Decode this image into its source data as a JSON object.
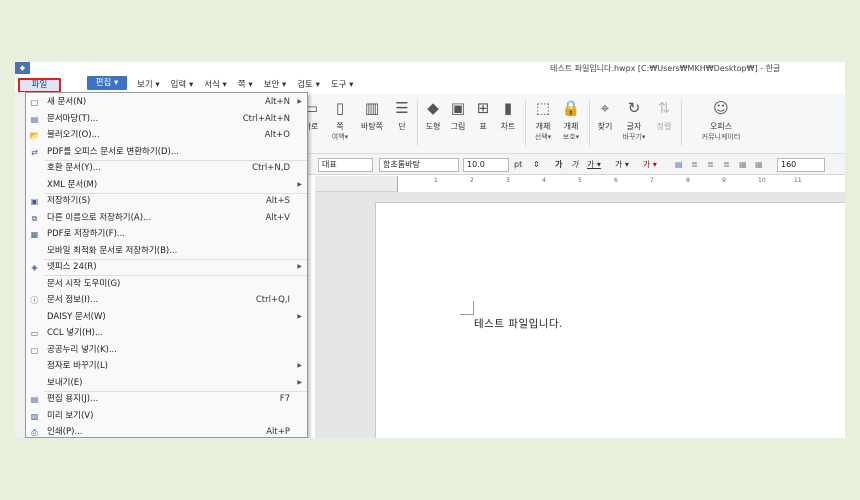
{
  "window": {
    "title": "테스트 파일입니다.hwpx [C:₩Users₩MKH₩Desktop₩] - 한글"
  },
  "menubar": {
    "file": "파일",
    "edit": "편집 ▾",
    "items": [
      "보기 ▾",
      "입력 ▾",
      "서식 ▾",
      "쪽 ▾",
      "보안 ▾",
      "검토 ▾",
      "도구 ▾"
    ]
  },
  "ribbon": {
    "margin": "가로",
    "page_margin": "쪽",
    "page_margin_sub": "여백▾",
    "background": "바탕쪽",
    "columns": "단",
    "shape": "도형",
    "picture": "그림",
    "table": "표",
    "chart": "차트",
    "object_select": "개체",
    "object_select_sub": "선택▾",
    "object_protect": "개체",
    "object_protect_sub": "보호▾",
    "find": "찾기",
    "char_change": "글자",
    "char_change_sub": "바꾸기▾",
    "sort": "정렬",
    "office": "오피스",
    "office_sub": "커뮤니케이터"
  },
  "format_bar": {
    "style": "대표",
    "font": "함초롬바탕",
    "size": "10.0",
    "unit": "pt",
    "zoom": "160"
  },
  "ruler": {
    "ticks": [
      "1",
      "2",
      "3",
      "4",
      "5",
      "6",
      "7",
      "8",
      "9",
      "10",
      "11"
    ]
  },
  "document": {
    "text": "테스트 파일입니다."
  },
  "file_menu": {
    "items": [
      {
        "icon": "□",
        "label": "새 문서(N)",
        "shortcut": "Alt+N",
        "submenu": true
      },
      {
        "icon": "▤",
        "label": "문서마당(T)...",
        "shortcut": "Ctrl+Alt+N",
        "submenu": false
      },
      {
        "icon": "📂",
        "label": "불러오기(O)...",
        "shortcut": "Alt+O",
        "submenu": false
      },
      {
        "icon": "⇄",
        "label": "PDF를 오피스 문서로 변환하기(D)...",
        "shortcut": "",
        "submenu": false
      },
      {
        "icon": "",
        "label": "호환 문서(Y)...",
        "shortcut": "Ctrl+N,D",
        "submenu": false
      },
      {
        "icon": "",
        "label": "XML 문서(M)",
        "shortcut": "",
        "submenu": true
      },
      {
        "icon": "▣",
        "label": "저장하기(S)",
        "shortcut": "Alt+S",
        "submenu": false
      },
      {
        "icon": "⧉",
        "label": "다른 이름으로 저장하기(A)...",
        "shortcut": "Alt+V",
        "submenu": false
      },
      {
        "icon": "▦",
        "label": "PDF로 저장하기(F)...",
        "shortcut": "",
        "submenu": false
      },
      {
        "icon": "",
        "label": "모바일 최적화 문서로 저장하기(B)...",
        "shortcut": "",
        "submenu": false
      },
      {
        "icon": "◈",
        "label": "넷피스 24(R)",
        "shortcut": "",
        "submenu": true
      },
      {
        "icon": "",
        "label": "문서 시작 도우미(G)",
        "shortcut": "",
        "submenu": false
      },
      {
        "icon": "ⓘ",
        "label": "문서 정보(I)...",
        "shortcut": "Ctrl+Q,I",
        "submenu": false
      },
      {
        "icon": "",
        "label": "DAISY 문서(W)",
        "shortcut": "",
        "submenu": true
      },
      {
        "icon": "▭",
        "label": "CCL 넣기(H)...",
        "shortcut": "",
        "submenu": false
      },
      {
        "icon": "▢",
        "label": "공공누리 넣기(K)...",
        "shortcut": "",
        "submenu": false
      },
      {
        "icon": "",
        "label": "점자로 바꾸기(L)",
        "shortcut": "",
        "submenu": true
      },
      {
        "icon": "",
        "label": "보내기(E)",
        "shortcut": "",
        "submenu": true
      },
      {
        "icon": "▤",
        "label": "편집 용지(J)...",
        "shortcut": "F7",
        "submenu": false
      },
      {
        "icon": "▧",
        "label": "미리 보기(V)",
        "shortcut": "",
        "submenu": false
      },
      {
        "icon": "⎙",
        "label": "인쇄(P)...",
        "shortcut": "Alt+P",
        "submenu": false
      }
    ]
  },
  "colors": {
    "highlight_border": "#e02020",
    "edit_tab": "#3b74c7",
    "background": "#e8f0dc"
  }
}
—————
Work to be completed
Among the lines of the material above, how many include the string "저장하기"? Report only that number.

Result below
4